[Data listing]
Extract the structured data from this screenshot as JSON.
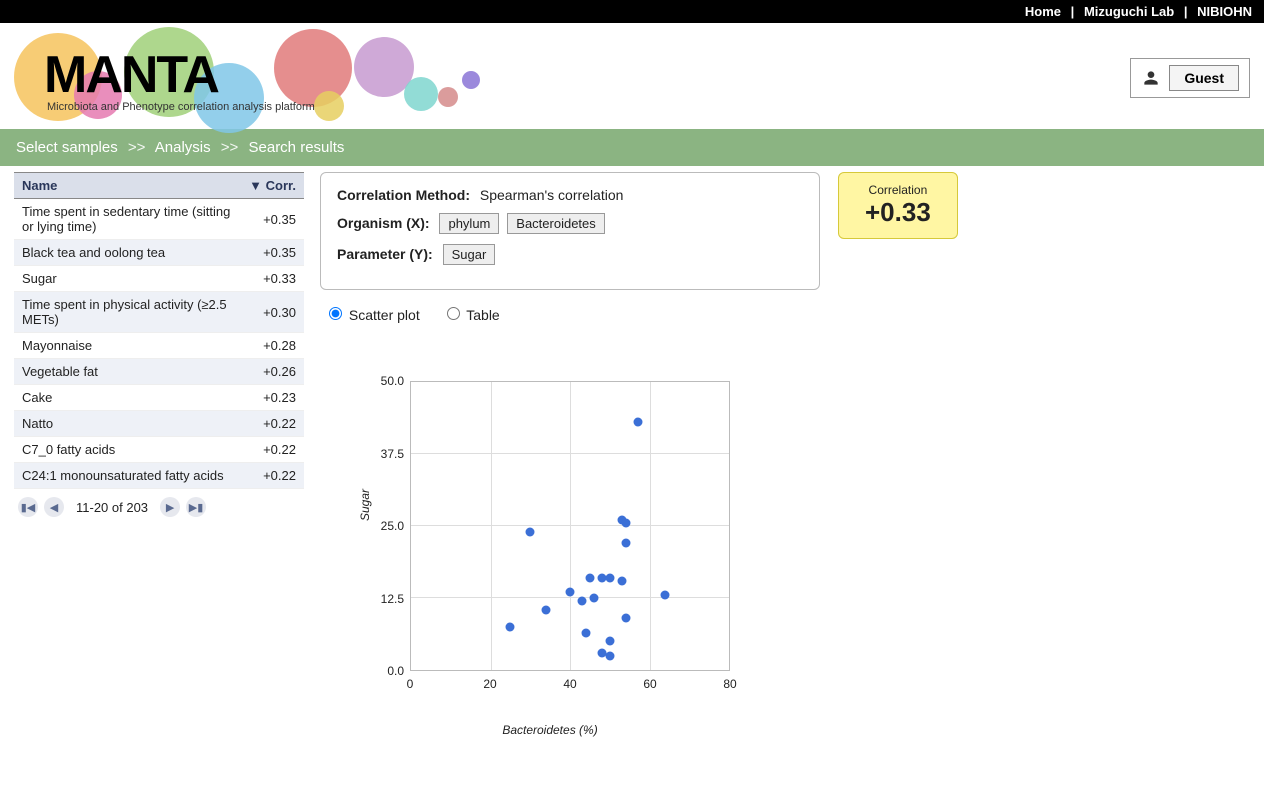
{
  "topnav": {
    "home": "Home",
    "lab": "Mizuguchi Lab",
    "org": "NIBIOHN",
    "sep": "|"
  },
  "logo": {
    "name": "MANTA",
    "subtitle": "Microbiota and Phenotype correlation analysis platform"
  },
  "user": {
    "label": "Guest"
  },
  "breadcrumb": {
    "a": "Select samples",
    "b": "Analysis",
    "c": "Search results",
    "sep": ">>"
  },
  "table": {
    "col_name": "Name",
    "col_corr": "Corr.",
    "sort_glyph": "▼",
    "rows": [
      {
        "name": "Time spent in sedentary time (sitting or lying time)",
        "corr": "+0.35"
      },
      {
        "name": "Black tea and oolong tea",
        "corr": "+0.35"
      },
      {
        "name": "Sugar",
        "corr": "+0.33"
      },
      {
        "name": "Time spent in physical activity (≥2.5 METs)",
        "corr": "+0.30"
      },
      {
        "name": "Mayonnaise",
        "corr": "+0.28"
      },
      {
        "name": "Vegetable fat",
        "corr": "+0.26"
      },
      {
        "name": "Cake",
        "corr": "+0.23"
      },
      {
        "name": "Natto",
        "corr": "+0.22"
      },
      {
        "name": "C7_0 fatty acids",
        "corr": "+0.22"
      },
      {
        "name": "C24:1 monounsaturated fatty acids",
        "corr": "+0.22"
      }
    ]
  },
  "pager": {
    "range": "11-20 of 203"
  },
  "info": {
    "method_label": "Correlation Method:",
    "method_value": "Spearman's correlation",
    "orgx_label": "Organism (X):",
    "orgx_tag1": "phylum",
    "orgx_tag2": "Bacteroidetes",
    "paramy_label": "Parameter (Y):",
    "paramy_tag": "Sugar"
  },
  "corr_badge": {
    "title": "Correlation",
    "value": "+0.33"
  },
  "view": {
    "scatter": "Scatter plot",
    "table": "Table"
  },
  "chart_data": {
    "type": "scatter",
    "xlabel": "Bacteroidetes (%)",
    "ylabel": "Sugar",
    "xlim": [
      0,
      80
    ],
    "ylim": [
      0,
      50
    ],
    "xticks": [
      0,
      20,
      40,
      60,
      80
    ],
    "yticks": [
      0.0,
      12.5,
      25.0,
      37.5,
      50.0
    ],
    "points": [
      {
        "x": 57,
        "y": 43
      },
      {
        "x": 30,
        "y": 24
      },
      {
        "x": 53,
        "y": 26
      },
      {
        "x": 54,
        "y": 25.5
      },
      {
        "x": 54,
        "y": 22
      },
      {
        "x": 45,
        "y": 16
      },
      {
        "x": 48,
        "y": 16
      },
      {
        "x": 50,
        "y": 16
      },
      {
        "x": 53,
        "y": 15.5
      },
      {
        "x": 64,
        "y": 13
      },
      {
        "x": 40,
        "y": 13.5
      },
      {
        "x": 43,
        "y": 12
      },
      {
        "x": 46,
        "y": 12.5
      },
      {
        "x": 34,
        "y": 10.5
      },
      {
        "x": 54,
        "y": 9
      },
      {
        "x": 25,
        "y": 7.5
      },
      {
        "x": 44,
        "y": 6.5
      },
      {
        "x": 50,
        "y": 5
      },
      {
        "x": 48,
        "y": 3
      },
      {
        "x": 50,
        "y": 2.5
      }
    ]
  }
}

Required work:
Point out every line holding the string "Bacteroidetes" and copy it.

Correct output:
    "orgx_tag2": "Bacteroidetes",
    "xlabel": "Bacteroidetes (%)",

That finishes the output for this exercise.